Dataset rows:
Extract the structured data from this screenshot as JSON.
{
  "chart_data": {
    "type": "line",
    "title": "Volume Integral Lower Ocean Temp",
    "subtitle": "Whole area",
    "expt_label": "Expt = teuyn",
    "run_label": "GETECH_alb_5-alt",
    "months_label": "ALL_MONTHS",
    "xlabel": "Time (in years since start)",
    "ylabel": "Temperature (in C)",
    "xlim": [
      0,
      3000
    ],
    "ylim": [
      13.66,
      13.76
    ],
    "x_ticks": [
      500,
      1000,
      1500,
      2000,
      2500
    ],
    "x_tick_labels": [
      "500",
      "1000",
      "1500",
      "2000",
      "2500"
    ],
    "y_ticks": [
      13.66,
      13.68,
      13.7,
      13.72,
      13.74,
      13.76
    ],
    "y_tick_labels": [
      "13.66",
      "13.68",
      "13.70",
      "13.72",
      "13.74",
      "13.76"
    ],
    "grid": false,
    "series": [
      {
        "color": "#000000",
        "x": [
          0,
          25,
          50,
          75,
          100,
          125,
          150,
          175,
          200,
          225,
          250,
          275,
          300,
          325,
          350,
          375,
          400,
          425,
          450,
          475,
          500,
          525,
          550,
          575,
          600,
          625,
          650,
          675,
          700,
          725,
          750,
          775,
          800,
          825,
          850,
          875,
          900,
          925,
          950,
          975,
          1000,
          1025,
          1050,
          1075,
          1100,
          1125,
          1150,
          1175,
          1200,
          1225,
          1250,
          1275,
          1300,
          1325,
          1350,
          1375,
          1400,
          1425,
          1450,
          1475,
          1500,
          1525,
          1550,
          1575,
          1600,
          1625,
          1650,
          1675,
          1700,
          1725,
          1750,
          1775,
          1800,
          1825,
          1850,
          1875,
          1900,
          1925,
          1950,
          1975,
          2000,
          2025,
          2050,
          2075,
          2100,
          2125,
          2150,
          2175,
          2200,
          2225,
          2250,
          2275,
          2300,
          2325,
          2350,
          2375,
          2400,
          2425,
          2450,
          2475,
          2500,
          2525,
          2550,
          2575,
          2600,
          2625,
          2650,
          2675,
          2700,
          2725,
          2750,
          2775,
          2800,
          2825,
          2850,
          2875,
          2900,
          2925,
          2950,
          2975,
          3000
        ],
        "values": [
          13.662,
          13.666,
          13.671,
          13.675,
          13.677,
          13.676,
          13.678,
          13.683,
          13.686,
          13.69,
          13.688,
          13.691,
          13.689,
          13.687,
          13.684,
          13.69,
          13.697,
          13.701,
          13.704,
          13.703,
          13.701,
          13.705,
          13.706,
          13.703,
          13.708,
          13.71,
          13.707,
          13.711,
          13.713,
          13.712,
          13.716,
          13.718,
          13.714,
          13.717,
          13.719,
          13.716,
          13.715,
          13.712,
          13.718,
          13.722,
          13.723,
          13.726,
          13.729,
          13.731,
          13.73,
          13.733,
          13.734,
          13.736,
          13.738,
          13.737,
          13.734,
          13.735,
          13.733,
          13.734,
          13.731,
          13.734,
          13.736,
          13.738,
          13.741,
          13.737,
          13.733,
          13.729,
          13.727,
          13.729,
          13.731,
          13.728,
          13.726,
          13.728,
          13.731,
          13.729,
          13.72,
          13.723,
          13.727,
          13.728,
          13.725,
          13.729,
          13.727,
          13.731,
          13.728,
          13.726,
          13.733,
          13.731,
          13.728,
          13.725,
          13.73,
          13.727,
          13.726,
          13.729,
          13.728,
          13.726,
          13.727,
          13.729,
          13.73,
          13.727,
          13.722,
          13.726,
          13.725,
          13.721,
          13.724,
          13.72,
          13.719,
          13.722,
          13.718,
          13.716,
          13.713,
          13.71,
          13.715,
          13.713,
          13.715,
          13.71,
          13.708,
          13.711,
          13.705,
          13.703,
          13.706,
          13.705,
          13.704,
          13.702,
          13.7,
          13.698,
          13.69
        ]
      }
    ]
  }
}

_SHORT EXERCISE_
Restate every line of the data word for word.

_EXERCISE RESPONSE_
Extract the structured data from this screenshot as JSON.
{
  "chart_data": {
    "type": "line",
    "title": "Volume Integral Lower Ocean Temp",
    "subtitle": "Whole area",
    "expt_label": "Expt = teuyn",
    "run_label": "GETECH_alb_5-alt",
    "months_label": "ALL_MONTHS",
    "xlabel": "Time (in years since start)",
    "ylabel": "Temperature (in C)",
    "xlim": [
      0,
      3000
    ],
    "ylim": [
      13.66,
      13.76
    ],
    "x_ticks": [
      500,
      1000,
      1500,
      2000,
      2500
    ],
    "x_tick_labels": [
      "500",
      "1000",
      "1500",
      "2000",
      "2500"
    ],
    "y_ticks": [
      13.66,
      13.68,
      13.7,
      13.72,
      13.74,
      13.76
    ],
    "y_tick_labels": [
      "13.66",
      "13.68",
      "13.70",
      "13.72",
      "13.74",
      "13.76"
    ],
    "grid": false,
    "series": [
      {
        "color": "#000000",
        "x": [
          0,
          25,
          50,
          75,
          100,
          125,
          150,
          175,
          200,
          225,
          250,
          275,
          300,
          325,
          350,
          375,
          400,
          425,
          450,
          475,
          500,
          525,
          550,
          575,
          600,
          625,
          650,
          675,
          700,
          725,
          750,
          775,
          800,
          825,
          850,
          875,
          900,
          925,
          950,
          975,
          1000,
          1025,
          1050,
          1075,
          1100,
          1125,
          1150,
          1175,
          1200,
          1225,
          1250,
          1275,
          1300,
          1325,
          1350,
          1375,
          1400,
          1425,
          1450,
          1475,
          1500,
          1525,
          1550,
          1575,
          1600,
          1625,
          1650,
          1675,
          1700,
          1725,
          1750,
          1775,
          1800,
          1825,
          1850,
          1875,
          1900,
          1925,
          1950,
          1975,
          2000,
          2025,
          2050,
          2075,
          2100,
          2125,
          2150,
          2175,
          2200,
          2225,
          2250,
          2275,
          2300,
          2325,
          2350,
          2375,
          2400,
          2425,
          2450,
          2475,
          2500,
          2525,
          2550,
          2575,
          2600,
          2625,
          2650,
          2675,
          2700,
          2725,
          2750,
          2775,
          2800,
          2825,
          2850,
          2875,
          2900,
          2925,
          2950,
          2975,
          3000
        ],
        "values": [
          13.662,
          13.666,
          13.671,
          13.675,
          13.677,
          13.676,
          13.678,
          13.683,
          13.686,
          13.69,
          13.688,
          13.691,
          13.689,
          13.687,
          13.684,
          13.69,
          13.697,
          13.701,
          13.704,
          13.703,
          13.701,
          13.705,
          13.706,
          13.703,
          13.708,
          13.71,
          13.707,
          13.711,
          13.713,
          13.712,
          13.716,
          13.718,
          13.714,
          13.717,
          13.719,
          13.716,
          13.715,
          13.712,
          13.718,
          13.722,
          13.723,
          13.726,
          13.729,
          13.731,
          13.73,
          13.733,
          13.734,
          13.736,
          13.738,
          13.737,
          13.734,
          13.735,
          13.733,
          13.734,
          13.731,
          13.734,
          13.736,
          13.738,
          13.741,
          13.737,
          13.733,
          13.729,
          13.727,
          13.729,
          13.731,
          13.728,
          13.726,
          13.728,
          13.731,
          13.729,
          13.72,
          13.723,
          13.727,
          13.728,
          13.725,
          13.729,
          13.727,
          13.731,
          13.728,
          13.726,
          13.733,
          13.731,
          13.728,
          13.725,
          13.73,
          13.727,
          13.726,
          13.729,
          13.728,
          13.726,
          13.727,
          13.729,
          13.73,
          13.727,
          13.722,
          13.726,
          13.725,
          13.721,
          13.724,
          13.72,
          13.719,
          13.722,
          13.718,
          13.716,
          13.713,
          13.71,
          13.715,
          13.713,
          13.715,
          13.71,
          13.708,
          13.711,
          13.705,
          13.703,
          13.706,
          13.705,
          13.704,
          13.702,
          13.7,
          13.698,
          13.69
        ]
      }
    ]
  }
}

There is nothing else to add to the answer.